Data records
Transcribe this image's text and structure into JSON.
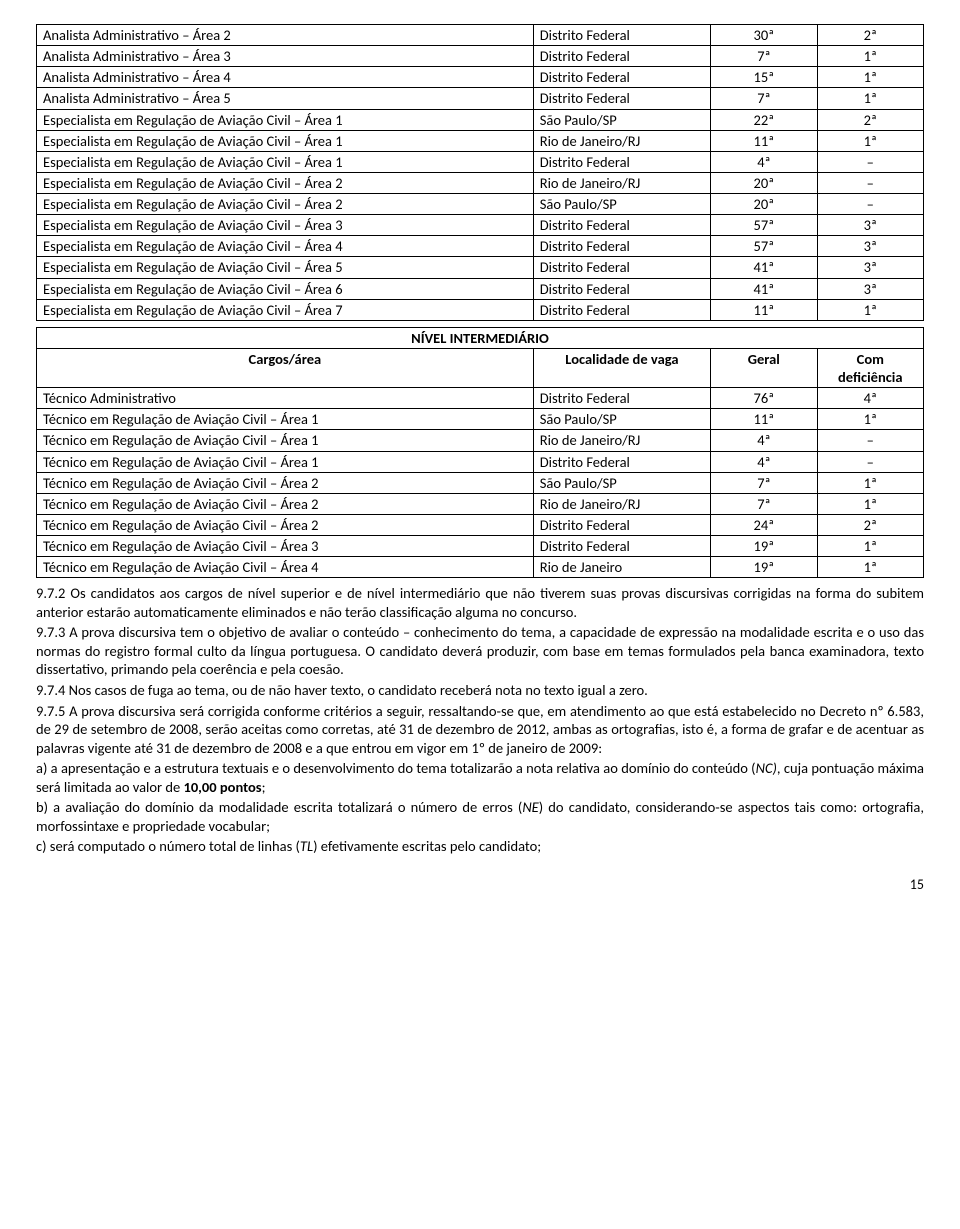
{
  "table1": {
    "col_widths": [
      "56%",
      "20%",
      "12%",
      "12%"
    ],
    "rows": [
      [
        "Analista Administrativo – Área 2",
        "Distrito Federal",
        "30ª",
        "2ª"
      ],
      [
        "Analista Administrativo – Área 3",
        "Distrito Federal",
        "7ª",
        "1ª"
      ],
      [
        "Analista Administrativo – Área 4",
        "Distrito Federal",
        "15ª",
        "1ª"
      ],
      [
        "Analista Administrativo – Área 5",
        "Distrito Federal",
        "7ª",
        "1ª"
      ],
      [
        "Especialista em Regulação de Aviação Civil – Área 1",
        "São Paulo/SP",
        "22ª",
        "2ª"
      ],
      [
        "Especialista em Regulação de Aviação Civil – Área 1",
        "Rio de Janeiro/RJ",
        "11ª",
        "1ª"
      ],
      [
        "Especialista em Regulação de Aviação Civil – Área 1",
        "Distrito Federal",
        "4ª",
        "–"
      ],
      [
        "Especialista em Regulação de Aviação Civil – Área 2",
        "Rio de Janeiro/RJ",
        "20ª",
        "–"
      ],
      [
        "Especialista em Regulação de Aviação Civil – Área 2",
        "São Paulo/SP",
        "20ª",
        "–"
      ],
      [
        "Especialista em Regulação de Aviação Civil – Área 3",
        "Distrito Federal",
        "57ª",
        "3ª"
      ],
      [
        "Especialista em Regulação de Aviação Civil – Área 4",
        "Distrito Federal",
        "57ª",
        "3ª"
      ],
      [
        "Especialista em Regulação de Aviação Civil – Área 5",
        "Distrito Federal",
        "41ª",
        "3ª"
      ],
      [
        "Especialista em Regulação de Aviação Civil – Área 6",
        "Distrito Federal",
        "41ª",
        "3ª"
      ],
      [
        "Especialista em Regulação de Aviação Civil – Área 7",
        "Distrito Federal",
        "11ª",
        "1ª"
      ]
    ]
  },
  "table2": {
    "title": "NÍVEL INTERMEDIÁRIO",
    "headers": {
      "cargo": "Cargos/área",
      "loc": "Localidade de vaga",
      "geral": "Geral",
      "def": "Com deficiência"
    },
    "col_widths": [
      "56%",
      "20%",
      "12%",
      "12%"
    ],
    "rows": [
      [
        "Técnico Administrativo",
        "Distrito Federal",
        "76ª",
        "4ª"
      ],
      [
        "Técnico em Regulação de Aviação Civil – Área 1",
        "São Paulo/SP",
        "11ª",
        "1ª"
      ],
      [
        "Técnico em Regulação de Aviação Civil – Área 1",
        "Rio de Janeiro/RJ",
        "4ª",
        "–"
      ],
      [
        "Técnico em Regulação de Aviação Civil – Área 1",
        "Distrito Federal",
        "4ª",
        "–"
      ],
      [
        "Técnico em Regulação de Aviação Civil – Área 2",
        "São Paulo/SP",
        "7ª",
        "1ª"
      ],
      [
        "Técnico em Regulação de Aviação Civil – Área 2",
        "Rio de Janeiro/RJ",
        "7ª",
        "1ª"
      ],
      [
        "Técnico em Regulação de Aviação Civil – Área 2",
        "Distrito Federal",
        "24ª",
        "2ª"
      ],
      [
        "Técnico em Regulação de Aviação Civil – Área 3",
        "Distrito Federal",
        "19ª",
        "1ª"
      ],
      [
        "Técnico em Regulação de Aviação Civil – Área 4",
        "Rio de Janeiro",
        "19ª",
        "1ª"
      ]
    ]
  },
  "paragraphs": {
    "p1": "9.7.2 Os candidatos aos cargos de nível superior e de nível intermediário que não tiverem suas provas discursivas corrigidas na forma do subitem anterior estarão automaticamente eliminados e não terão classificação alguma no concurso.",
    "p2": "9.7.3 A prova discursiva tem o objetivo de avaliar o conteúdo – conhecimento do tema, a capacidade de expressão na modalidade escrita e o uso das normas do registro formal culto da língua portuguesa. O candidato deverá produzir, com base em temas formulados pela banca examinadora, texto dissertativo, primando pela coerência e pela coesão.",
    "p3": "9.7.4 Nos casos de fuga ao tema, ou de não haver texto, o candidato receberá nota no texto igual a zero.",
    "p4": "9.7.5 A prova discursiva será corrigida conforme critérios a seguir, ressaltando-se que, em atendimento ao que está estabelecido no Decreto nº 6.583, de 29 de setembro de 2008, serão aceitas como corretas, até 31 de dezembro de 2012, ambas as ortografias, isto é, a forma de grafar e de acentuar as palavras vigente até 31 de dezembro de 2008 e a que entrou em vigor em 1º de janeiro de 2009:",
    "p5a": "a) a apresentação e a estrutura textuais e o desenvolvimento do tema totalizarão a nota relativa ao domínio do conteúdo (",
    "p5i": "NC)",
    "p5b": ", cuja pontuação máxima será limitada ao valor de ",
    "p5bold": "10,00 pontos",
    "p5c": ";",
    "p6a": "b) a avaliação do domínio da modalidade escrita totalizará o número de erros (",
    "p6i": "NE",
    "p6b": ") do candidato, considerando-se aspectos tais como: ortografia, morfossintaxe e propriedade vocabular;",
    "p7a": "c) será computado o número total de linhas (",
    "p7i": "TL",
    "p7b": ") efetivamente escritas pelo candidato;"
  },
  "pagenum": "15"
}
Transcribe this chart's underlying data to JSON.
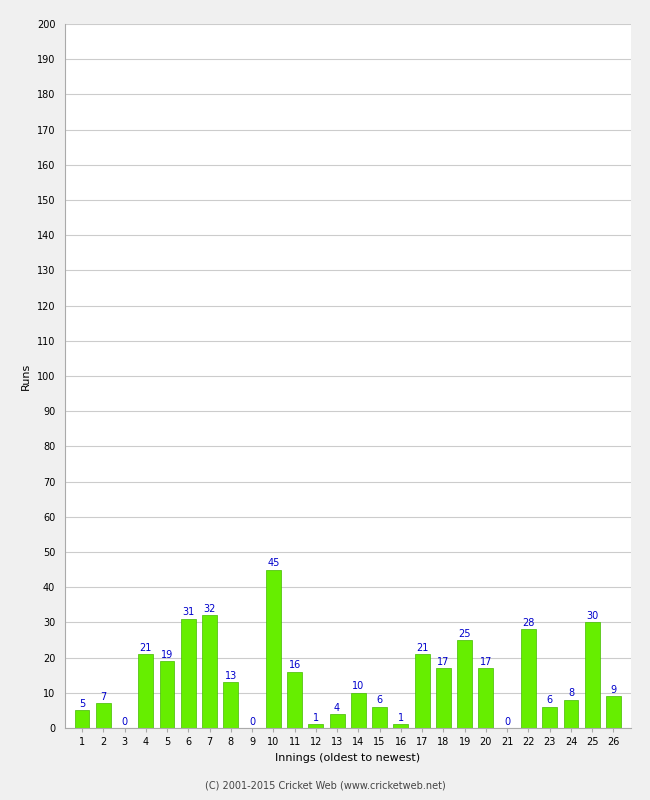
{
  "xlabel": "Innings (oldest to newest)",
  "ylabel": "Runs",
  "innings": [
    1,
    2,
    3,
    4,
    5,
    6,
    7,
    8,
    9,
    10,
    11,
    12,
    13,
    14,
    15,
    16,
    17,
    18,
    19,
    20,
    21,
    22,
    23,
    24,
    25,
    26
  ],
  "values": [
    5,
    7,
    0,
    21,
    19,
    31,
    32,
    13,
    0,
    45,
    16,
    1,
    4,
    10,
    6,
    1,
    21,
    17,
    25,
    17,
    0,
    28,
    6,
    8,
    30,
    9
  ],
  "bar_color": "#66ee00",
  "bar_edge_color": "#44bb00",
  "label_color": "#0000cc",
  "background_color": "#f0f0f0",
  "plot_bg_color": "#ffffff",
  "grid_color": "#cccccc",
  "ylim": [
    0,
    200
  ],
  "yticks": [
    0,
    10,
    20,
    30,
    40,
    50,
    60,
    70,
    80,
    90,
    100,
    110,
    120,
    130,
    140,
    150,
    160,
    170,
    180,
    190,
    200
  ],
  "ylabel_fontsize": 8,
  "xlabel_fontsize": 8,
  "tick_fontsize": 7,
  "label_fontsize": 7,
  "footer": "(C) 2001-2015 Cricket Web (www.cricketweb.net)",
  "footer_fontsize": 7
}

---

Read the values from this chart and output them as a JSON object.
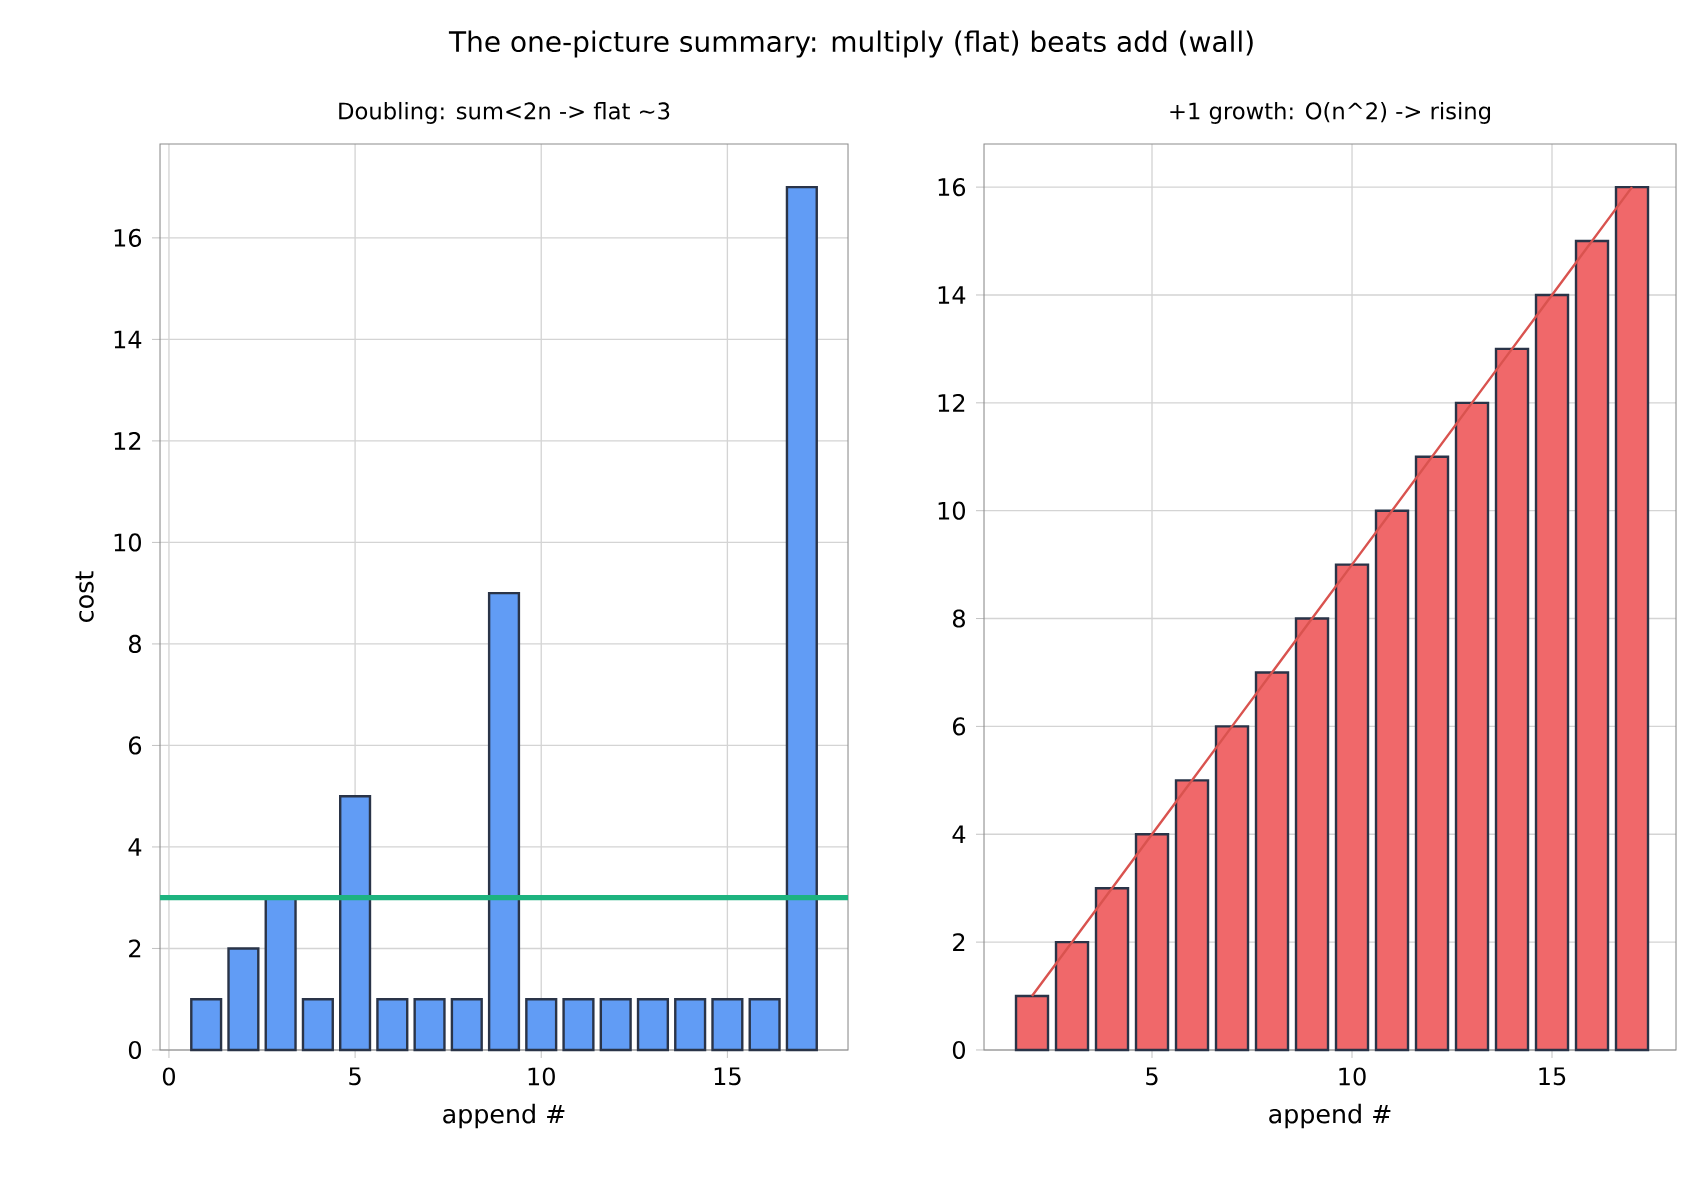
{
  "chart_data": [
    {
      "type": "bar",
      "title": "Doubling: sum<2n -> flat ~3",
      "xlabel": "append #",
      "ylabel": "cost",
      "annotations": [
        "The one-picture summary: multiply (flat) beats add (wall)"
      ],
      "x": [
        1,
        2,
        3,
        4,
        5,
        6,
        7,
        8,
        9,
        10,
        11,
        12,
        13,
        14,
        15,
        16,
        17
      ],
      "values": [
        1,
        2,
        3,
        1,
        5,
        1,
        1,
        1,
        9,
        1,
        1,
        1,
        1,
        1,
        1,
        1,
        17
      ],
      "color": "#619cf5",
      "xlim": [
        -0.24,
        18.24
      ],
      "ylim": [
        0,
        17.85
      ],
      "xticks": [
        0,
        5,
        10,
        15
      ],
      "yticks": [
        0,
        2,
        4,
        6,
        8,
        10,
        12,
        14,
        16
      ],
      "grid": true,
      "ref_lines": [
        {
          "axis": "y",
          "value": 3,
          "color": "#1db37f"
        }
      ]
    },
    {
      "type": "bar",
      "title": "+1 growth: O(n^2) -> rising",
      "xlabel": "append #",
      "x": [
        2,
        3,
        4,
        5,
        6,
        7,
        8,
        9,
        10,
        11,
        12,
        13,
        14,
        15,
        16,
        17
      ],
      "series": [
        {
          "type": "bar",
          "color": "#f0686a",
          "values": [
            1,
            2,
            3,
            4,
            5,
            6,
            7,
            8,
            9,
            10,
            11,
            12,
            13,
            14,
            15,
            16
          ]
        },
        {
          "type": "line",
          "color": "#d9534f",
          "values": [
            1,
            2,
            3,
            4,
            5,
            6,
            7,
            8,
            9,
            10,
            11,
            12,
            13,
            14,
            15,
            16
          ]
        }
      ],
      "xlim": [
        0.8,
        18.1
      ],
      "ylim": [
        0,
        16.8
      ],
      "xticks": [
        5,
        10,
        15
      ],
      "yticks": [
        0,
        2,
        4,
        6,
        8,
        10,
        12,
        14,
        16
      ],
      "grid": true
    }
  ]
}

Exercise task
Report how many lines of the data hold the string "Analista"; give only the number.

Exercise result
4